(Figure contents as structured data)
start
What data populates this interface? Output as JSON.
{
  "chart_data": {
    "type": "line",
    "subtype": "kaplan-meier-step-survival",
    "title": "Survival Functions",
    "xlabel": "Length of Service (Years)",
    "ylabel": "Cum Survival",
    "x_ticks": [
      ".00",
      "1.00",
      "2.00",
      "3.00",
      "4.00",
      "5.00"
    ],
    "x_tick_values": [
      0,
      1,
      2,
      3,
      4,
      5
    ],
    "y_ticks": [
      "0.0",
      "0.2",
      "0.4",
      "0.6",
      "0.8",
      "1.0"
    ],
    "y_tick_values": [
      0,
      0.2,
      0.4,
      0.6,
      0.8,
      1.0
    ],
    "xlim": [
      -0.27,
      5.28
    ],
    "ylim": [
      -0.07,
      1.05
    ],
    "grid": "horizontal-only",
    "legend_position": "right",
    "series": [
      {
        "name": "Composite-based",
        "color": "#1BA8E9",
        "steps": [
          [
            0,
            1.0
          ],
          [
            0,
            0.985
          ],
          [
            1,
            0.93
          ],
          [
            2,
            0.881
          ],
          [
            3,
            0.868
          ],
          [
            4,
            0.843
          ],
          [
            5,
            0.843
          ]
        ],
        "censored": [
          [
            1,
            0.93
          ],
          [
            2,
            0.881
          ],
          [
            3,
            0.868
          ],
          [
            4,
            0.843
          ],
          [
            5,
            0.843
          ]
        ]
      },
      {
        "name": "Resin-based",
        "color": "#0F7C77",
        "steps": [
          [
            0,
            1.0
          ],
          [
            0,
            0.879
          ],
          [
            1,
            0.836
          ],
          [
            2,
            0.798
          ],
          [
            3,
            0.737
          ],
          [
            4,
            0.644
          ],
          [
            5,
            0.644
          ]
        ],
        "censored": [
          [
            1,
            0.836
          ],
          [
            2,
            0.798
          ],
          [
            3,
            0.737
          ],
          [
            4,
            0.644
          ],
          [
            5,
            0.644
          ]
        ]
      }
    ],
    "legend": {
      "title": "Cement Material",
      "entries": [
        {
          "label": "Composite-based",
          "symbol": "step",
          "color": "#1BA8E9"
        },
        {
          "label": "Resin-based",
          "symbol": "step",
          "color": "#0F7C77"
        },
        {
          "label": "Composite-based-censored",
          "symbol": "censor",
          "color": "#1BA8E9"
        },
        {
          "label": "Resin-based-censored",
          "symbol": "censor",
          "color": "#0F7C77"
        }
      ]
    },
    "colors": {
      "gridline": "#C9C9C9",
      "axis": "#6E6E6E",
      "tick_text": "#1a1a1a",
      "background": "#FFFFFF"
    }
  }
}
end
### EXERCISE DETAILS
Write down the number of lines where the word "Composite" appears, and nothing further.

### TASK RESULT
3